_Given problem_:
Copy the data that follows exactly. Include no pictures.

(Data entries)
▬▬▬▬▬▬

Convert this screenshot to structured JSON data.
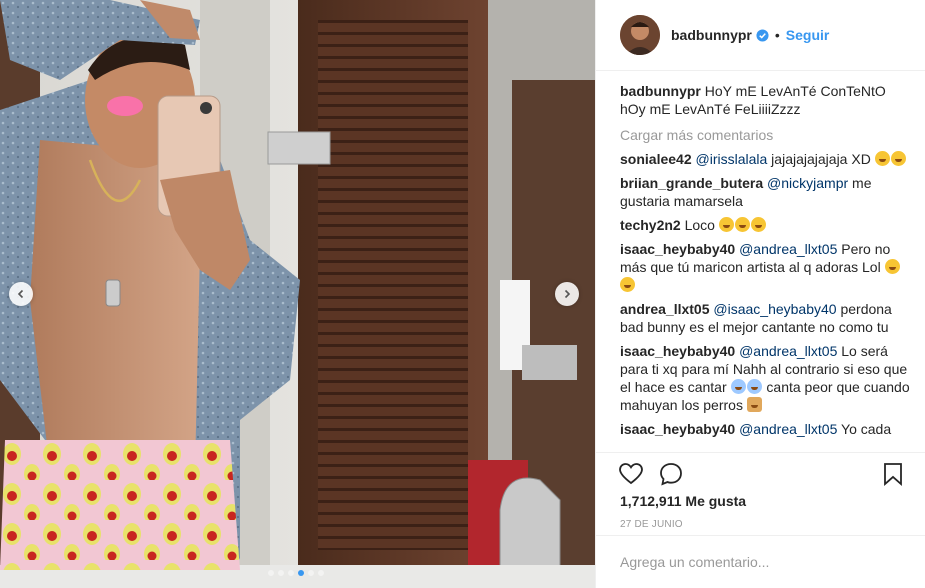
{
  "post": {
    "username": "badbunnypr",
    "verified": true,
    "separator": "•",
    "follow_label": "Seguir",
    "image_alt_icon": "photo",
    "carousel": {
      "dots": 6,
      "active_index": 3
    }
  },
  "caption": {
    "user": "badbunnypr",
    "text": "HoY mE LevAnTé ConTeNtO hOy mE LevAnTé FeLiiiiZzzz"
  },
  "load_more_label": "Cargar más comentarios",
  "comments": [
    {
      "user": "sonialee42",
      "mention": "@irisslalala",
      "text": " jajajajajajaja XD ",
      "emojis": [
        "laugh",
        "laugh"
      ]
    },
    {
      "user": "briian_grande_butera",
      "mention": "@nickyjampr",
      "text": " me gustaria mamarsela",
      "emojis": []
    },
    {
      "user": "techy2n2",
      "mention": "",
      "text": "Loco ",
      "emojis": [
        "laugh",
        "laugh",
        "laugh"
      ]
    },
    {
      "user": "isaac_heybaby40",
      "mention": "@andrea_llxt05",
      "text": " Pero no más que tú maricon artista al q adoras Lol ",
      "emojis": [
        "laugh",
        "laugh"
      ]
    },
    {
      "user": "andrea_llxt05",
      "mention": "@isaac_heybaby40",
      "text": " perdona bad bunny es el mejor cantante no como tu",
      "emojis": []
    },
    {
      "user": "isaac_heybaby40",
      "mention": "@andrea_llxt05",
      "text": " Lo será para ti xq para mí Nahh al contrario si eso que el hace es cantar ",
      "emojis": [
        "shock",
        "shock"
      ],
      "text2": " canta peor que cuando mahuyan los perros ",
      "emojis2": [
        "dog"
      ]
    },
    {
      "user": "isaac_heybaby40",
      "mention": "@andrea_llxt05",
      "text": " Yo cada",
      "emojis": []
    }
  ],
  "actions": {
    "like_icon": "heart-icon",
    "comment_icon": "comment-bubble-icon",
    "save_icon": "bookmark-icon",
    "likes_count": "1,712,911",
    "likes_label": "Me gusta",
    "date": "27 DE JUNIO"
  },
  "add_comment": {
    "placeholder": "Agrega un comentario..."
  },
  "colors": {
    "accent": "#3897f0",
    "mention": "#003569",
    "muted": "#999999",
    "text": "#262626"
  }
}
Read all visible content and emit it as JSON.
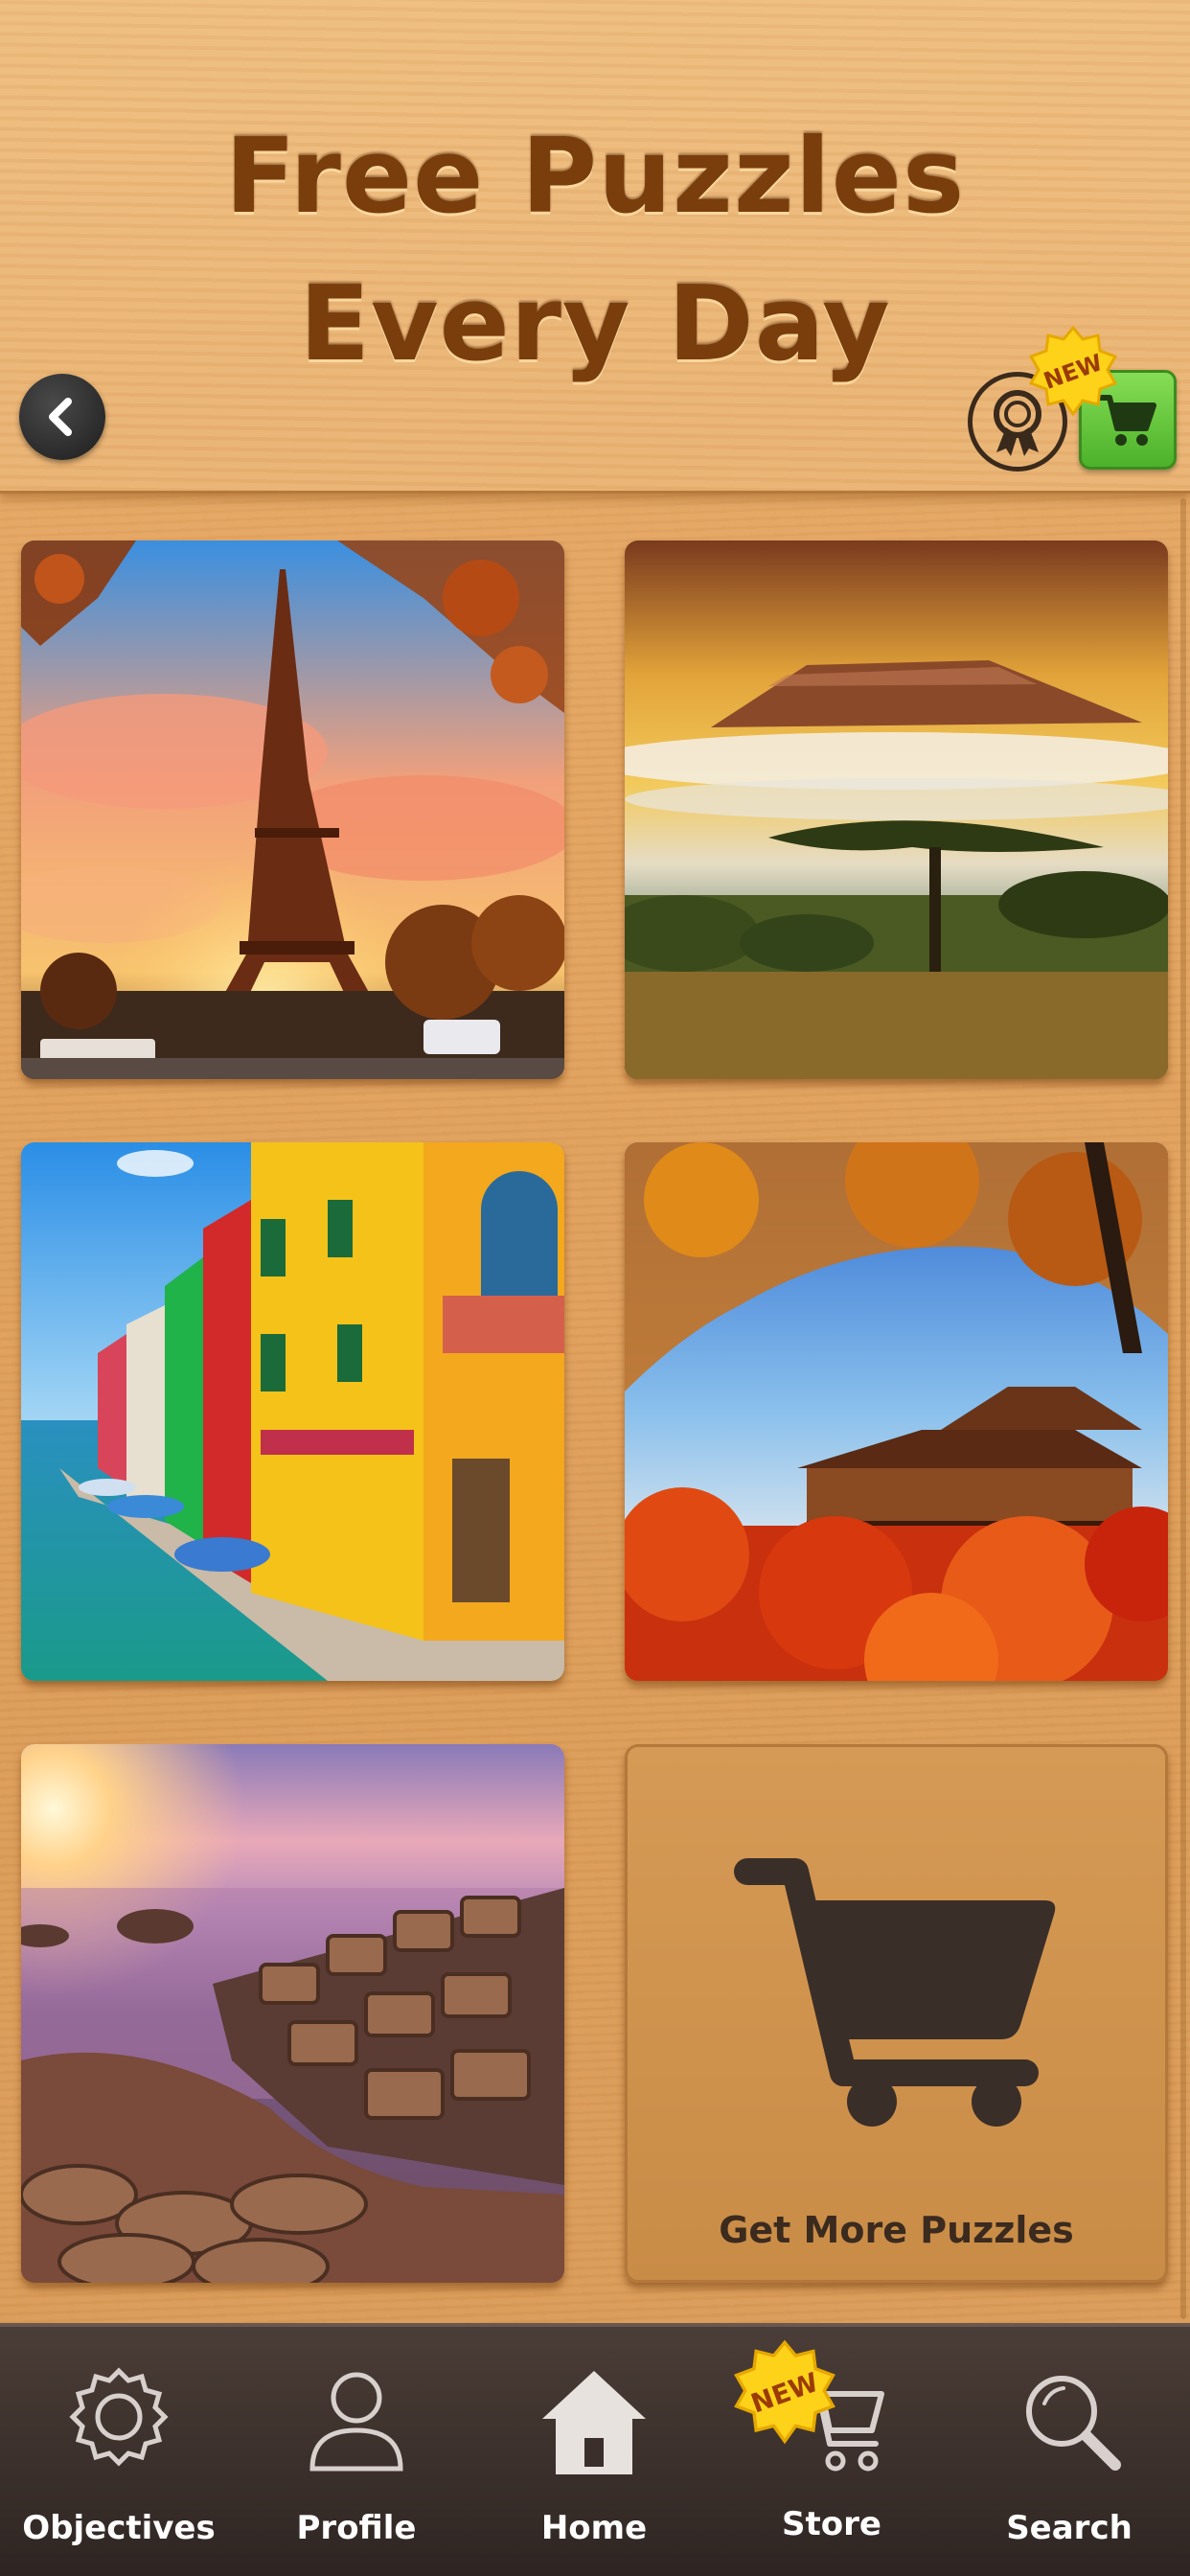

▬▬▬▬▬▬

_Result of the task_:
Convert this screenshot to structured JSON data.
{
  "post": {
    "username": "badbunnypr",
    "verified": true,
    "separator": "•",
    "follow_label": "Seguir",
    "image_alt_icon": "photo",
    "carousel": {
      "dots": 6,
      "active_index": 3
    }
  },
  "caption": {
    "user": "badbunnypr",
    "text": "HoY mE LevAnTé ConTeNtO hOy mE LevAnTé FeLiiiiZzzz"
  },
  "load_more_label": "Cargar más comentarios",
  "comments": [
    {
      "user": "sonialee42",
      "mention": "@irisslalala",
      "text": " jajajajajajaja XD ",
      "emojis": [
        "laugh",
        "laugh"
      ]
    },
    {
      "user": "briian_grande_butera",
      "mention": "@nickyjampr",
      "text": " me gustaria mamarsela",
      "emojis": []
    },
    {
      "user": "techy2n2",
      "mention": "",
      "text": "Loco ",
      "emojis": [
        "laugh",
        "laugh",
        "laugh"
      ]
    },
    {
      "user": "isaac_heybaby40",
      "mention": "@andrea_llxt05",
      "text": " Pero no más que tú maricon artista al q adoras Lol ",
      "emojis": [
        "laugh",
        "laugh"
      ]
    },
    {
      "user": "andrea_llxt05",
      "mention": "@isaac_heybaby40",
      "text": " perdona bad bunny es el mejor cantante no como tu",
      "emojis": []
    },
    {
      "user": "isaac_heybaby40",
      "mention": "@andrea_llxt05",
      "text": " Lo será para ti xq para mí Nahh al contrario si eso que el hace es cantar ",
      "emojis": [
        "shock",
        "shock"
      ],
      "text2": " canta peor que cuando mahuyan los perros ",
      "emojis2": [
        "dog"
      ]
    },
    {
      "user": "isaac_heybaby40",
      "mention": "@andrea_llxt05",
      "text": " Yo cada",
      "emojis": []
    }
  ],
  "actions": {
    "like_icon": "heart-icon",
    "comment_icon": "comment-bubble-icon",
    "save_icon": "bookmark-icon",
    "likes_count": "1,712,911",
    "likes_label": "Me gusta",
    "date": "27 DE JUNIO"
  },
  "add_comment": {
    "placeholder": "Agrega un comentario..."
  },
  "colors": {
    "accent": "#3897f0",
    "mention": "#003569",
    "muted": "#999999",
    "text": "#262626"
  }
}
Read all visible content and emit it as JSON.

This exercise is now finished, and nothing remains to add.